▸ **Given request A**: In the entries, copy out the lines starting with the line containing "- button[interactable]: 歌布林: [0, 1358, 720, 1483]" and going on through the line containing "- staticText: 0.20: [192, 9, 226, 32]".

▸ **Text**:
A
New
Pyramid
Scheme for Your
Volunteer Fire Department
By: TIGER SCHMITTENDORF
One of the biggest challenges faced by today’s emergency services managers is people. Not enough people to respond, not enough people to serve on committees, not enough people to take on added responsibilities and not enough people to do all the jobs that need to get done.
The biggest challenge faced by today’s volunteer firefighter or EMS provider is time. Not enough time with the spouse and kids, not enough time to devote to our careers and not enough time to do what we love to do: volunteer.
The volunteer’s challenge thus becomes the volunteer manager’s challenge. Inasmuch as the fire department struggles to be everything it once was to the community 20 or 30 years ago, few individual volunteers have the time to be everything they once were to the fire department.
For over 200 years, the fire department has always been the go-to guys for virtually everything. If you needed your flooded basement pumped out, whom do you call? If a storm knocks down a tree and it blocks the roadway –the fire department gets called to remove the hazard. Who do even the police call when they can’t handle a situation? When the power goes out and the traffic signals are dark at every intersection in your town, the police call on the fire department to fill in and take over until power and order are restored.
In addition to being the “Jacks-of-all-trades” in natural and man-made emergencies, the fire department was once the social epicenter of the community. The firehouse is where your kids go to Boy or Girl Scout meetings. It’s where the community comes to vote, and it’s where they gather to demonstrate their support for another community member who has fallen on hard times. And it’s the place your friends and neighbors go to on Friday nights for a Lenten Fish Fry or just to enjoy a beverage. Our fathers and mothers joined, as did their fathers and mothers. And we joined too.
But things have changed, haven’t they?

[Listings of boxed layout items]
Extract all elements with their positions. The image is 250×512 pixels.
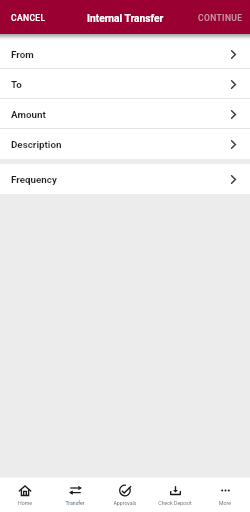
button[interactable]: Description: [0, 129, 250, 159]
button[interactable]: Frequency: [0, 164, 250, 194]
staticText: Home: [18, 500, 32, 506]
button[interactable]: Amount: [0, 99, 250, 129]
staticText: CONTINUE: [198, 13, 243, 23]
button[interactable]: From: [0, 39, 250, 69]
staticText: To: [11, 79, 22, 90]
staticText: More: [219, 500, 231, 506]
staticText: Description: [11, 139, 62, 150]
button[interactable]: More: [200, 478, 250, 512]
button[interactable]: To: [0, 69, 250, 99]
staticText: From: [11, 49, 34, 60]
staticText: Frequency: [11, 174, 57, 185]
staticText: Approvals: [113, 500, 137, 506]
button[interactable]: Approvals: [100, 478, 150, 512]
staticText: Transfer: [65, 500, 85, 506]
staticText: Amount: [11, 109, 46, 120]
button[interactable]: Transfer: [50, 478, 100, 512]
button[interactable]: CONTINUE: [190, 0, 250, 34]
button[interactable]: CANCEL: [0, 0, 57, 34]
button[interactable]: Check Deposit: [150, 478, 200, 512]
staticText: Internal Transfer: [87, 13, 164, 25]
staticText: CANCEL: [11, 13, 46, 23]
button[interactable]: Home: [0, 478, 50, 512]
staticText: Check Deposit: [158, 500, 192, 506]
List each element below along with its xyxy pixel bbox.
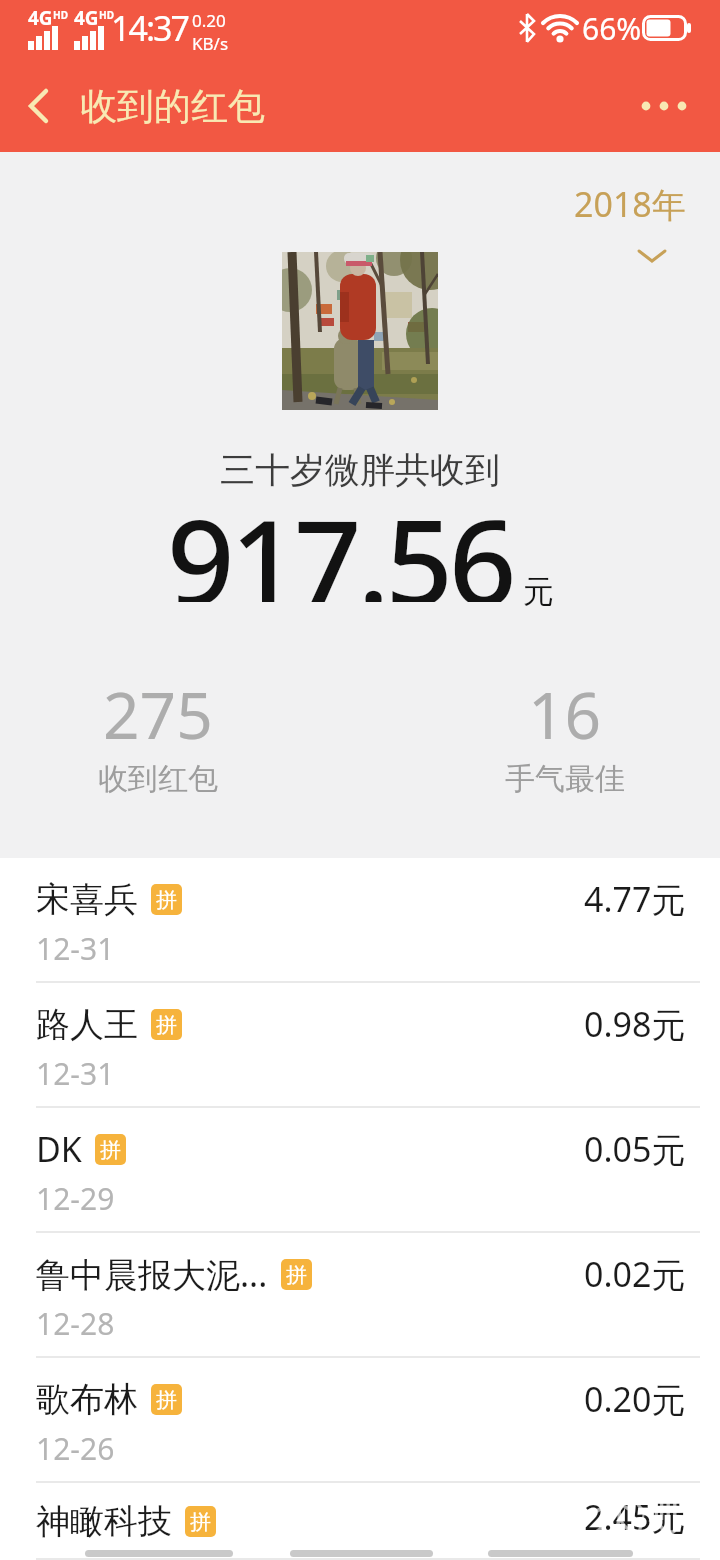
- button[interactable]: 歌布林: [0, 1358, 720, 1483]
- button[interactable]: 路人王: [0, 983, 720, 1108]
- staticText: 拼: [100, 1137, 121, 1163]
- staticText: 拼: [190, 1509, 211, 1535]
- staticText: 歌布林: [36, 1378, 138, 1421]
- staticText: 275: [103, 671, 213, 758]
- button[interactable]: [14, 82, 62, 130]
- staticText: HD: [53, 8, 68, 22]
- staticText: 12-31: [36, 928, 115, 964]
- staticText: 0.20: [192, 9, 226, 32]
- staticText: 0.02元: [584, 1251, 686, 1297]
- staticText: 0.05元: [584, 1126, 686, 1172]
- staticText: 4G: [74, 5, 99, 31]
- staticText: 0.98元: [584, 1001, 686, 1047]
- staticText: 元: [523, 572, 554, 611]
- staticText: 手气最佳: [505, 760, 625, 798]
- staticText: KB/s: [192, 32, 229, 55]
- staticText: 拼: [156, 1387, 177, 1413]
- staticText: 0.20元: [584, 1376, 686, 1422]
- staticText: 12-29: [36, 1178, 115, 1214]
- button[interactable]: 鲁中晨报大泥...: [0, 1233, 720, 1358]
- staticText: 917.56: [167, 480, 513, 602]
- staticText: 66%: [582, 8, 642, 49]
- staticText: HD: [99, 8, 114, 22]
- staticText: 宋喜兵: [36, 878, 138, 921]
- staticText: 4.77元: [584, 876, 686, 922]
- staticText: DK: [36, 1126, 82, 1172]
- staticText: 众测: [592, 1486, 680, 1541]
- staticText: 2018年: [574, 181, 686, 227]
- staticText: 收到红包: [98, 760, 218, 798]
- staticText: 拼: [156, 1012, 177, 1038]
- button[interactable]: [636, 84, 692, 128]
- staticText: 收到的红包: [80, 83, 265, 130]
- staticText: 2.45元: [584, 1494, 686, 1540]
- staticText: 三十岁微胖共收到: [220, 448, 500, 492]
- button[interactable]: DK: [0, 1108, 720, 1233]
- staticText: 神瞰科技: [36, 1500, 172, 1543]
- staticText: 4G: [28, 5, 53, 31]
- button[interactable]: 神瞰科技: [0, 1483, 720, 1560]
- button[interactable]: 2018年: [574, 178, 686, 230]
- staticText: 路人王: [36, 1003, 138, 1046]
- staticText: 12-31: [36, 1053, 115, 1089]
- staticText: 14:37: [111, 5, 188, 51]
- staticText: 拼: [156, 887, 177, 913]
- staticText: 12-26: [36, 1428, 115, 1464]
- button[interactable]: 宋喜兵: [0, 858, 720, 983]
- staticText: 16: [528, 671, 602, 758]
- staticText: 拼: [286, 1262, 307, 1288]
- staticText: 12-28: [36, 1303, 115, 1339]
- staticText: 鲁中晨报大泥...: [36, 1251, 268, 1297]
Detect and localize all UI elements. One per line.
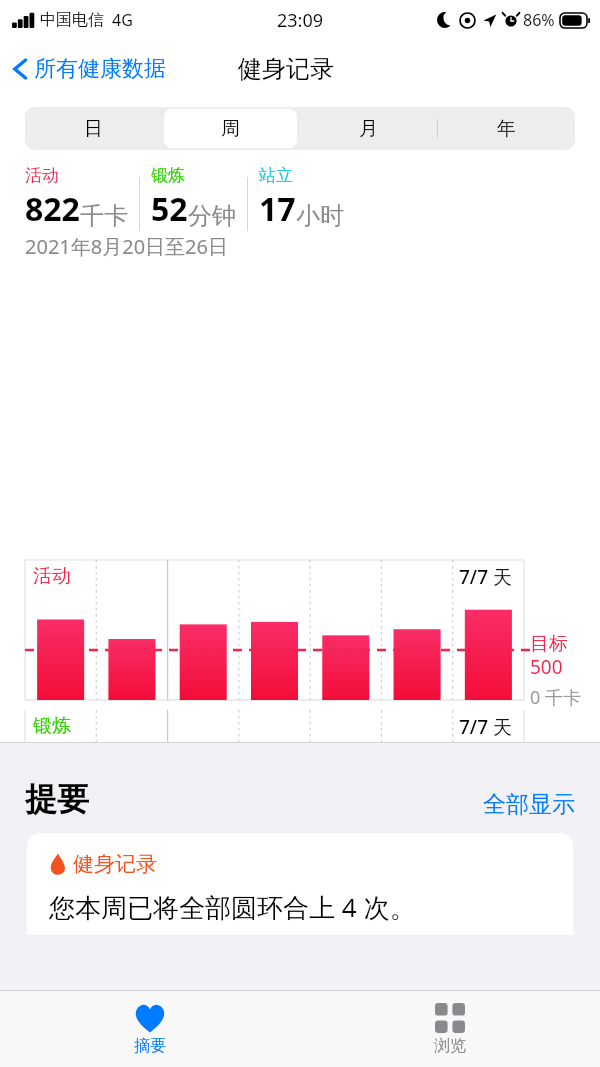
staticText: 中国电信 [40, 10, 104, 30]
staticText: 活动 [33, 564, 71, 588]
staticText: 周 [221, 117, 240, 141]
staticText: 千卡 [80, 201, 128, 231]
button[interactable]: 健身记录 [27, 833, 573, 935]
staticText: 周六 [103, 1002, 141, 1026]
staticText: 锻炼 [33, 714, 71, 738]
staticText: 4G [112, 9, 133, 31]
staticText: 86% [523, 9, 555, 31]
staticText: 健身记录 [238, 54, 334, 84]
staticText: 活动 [25, 165, 59, 186]
staticText: 822 [25, 187, 80, 231]
staticText: 23:09 [277, 8, 324, 33]
staticText: 您本周已将全部圆环合上 4 次。 [49, 889, 416, 925]
staticText: 年 [497, 117, 516, 141]
staticText: 7/7 天 [459, 564, 512, 590]
staticText: 30 [530, 804, 552, 830]
staticText: 2021年8月20日至26日 [25, 233, 228, 260]
staticText: 健身记录 [73, 851, 157, 877]
staticText: 日 [84, 117, 103, 141]
staticText: 52 [151, 187, 188, 231]
button[interactable]: 所有健康数据 [10, 55, 166, 83]
button[interactable]: 日 [27, 109, 160, 148]
staticText: 0 千卡 [530, 685, 581, 710]
button[interactable]: 浏览 [300, 991, 600, 1067]
staticText: 7/7 天 [459, 714, 512, 740]
staticText: 17 [259, 187, 296, 231]
staticText: 所有健康数据 [34, 55, 166, 83]
staticText: 全部显示 [483, 790, 575, 819]
staticText: 小时 [296, 201, 344, 231]
staticText: 月 [359, 117, 378, 141]
staticText: 站立 [33, 864, 71, 888]
staticText: 站立 [259, 165, 293, 186]
staticText: 摘要 [134, 1036, 166, 1056]
staticText: 浏览 [434, 1036, 466, 1056]
staticText: 周四 [459, 1002, 497, 1026]
staticText: 500 [530, 654, 563, 680]
button[interactable]: 周 [164, 109, 297, 148]
staticText: 锻炼 [151, 165, 185, 186]
staticText: 分钟 [188, 201, 236, 231]
staticText: 目标 [530, 632, 568, 656]
button[interactable]: 月 [301, 109, 435, 148]
staticText: 0 小时 [530, 985, 581, 1010]
staticText: 提要 [25, 779, 89, 819]
button[interactable]: 摘要 [0, 991, 300, 1067]
button[interactable]: 全部显示 [483, 790, 575, 819]
button[interactable]: 年 [439, 109, 573, 148]
staticText: 目标 [530, 782, 568, 806]
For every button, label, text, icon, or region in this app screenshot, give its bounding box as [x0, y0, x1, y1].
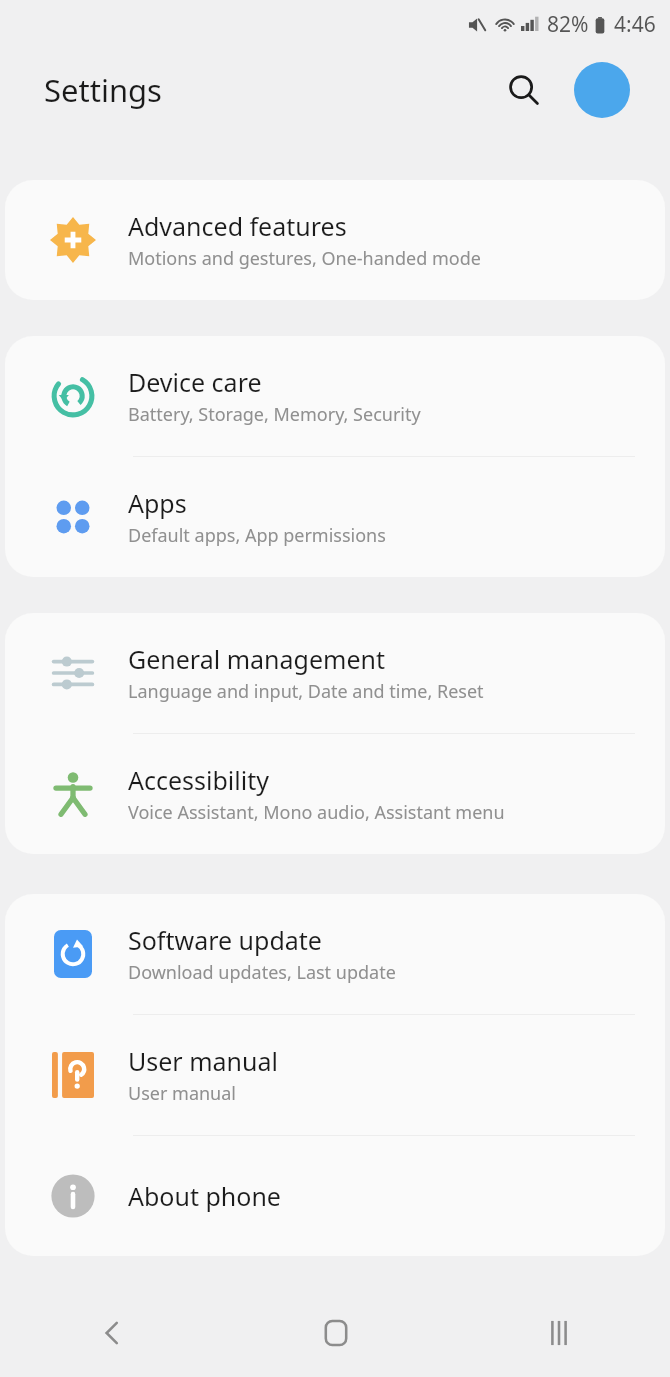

▸ **Given request B**: According to the volunteer fire department article, why is time the biggest challenge for today's volunteer firefighter or EMS provider? Answer in one to three sentences.

▸ **Full answer A**:
- button[interactable]: 歌布林: [0, 1358, 720, 1483]
- button[interactable]: 路人王: [0, 983, 720, 1108]
- staticText: 拼: [100, 1137, 121, 1163]
- staticText: 拼: [190, 1509, 211, 1535]
- staticText: 歌布林: [36, 1378, 138, 1421]
- staticText: 275: [103, 671, 213, 758]
- button[interactable]: [14, 82, 62, 130]
- staticText: HD: [53, 8, 68, 22]
- staticText: 12-31: [36, 928, 115, 964]
- staticText: 0.20: [192, 9, 226, 32]

▸ **Full answer B**: Volunteers don't have enough time with their spouses and kids or enough time to devote to their careers. They also lack enough time to volunteer, which is what they love to do.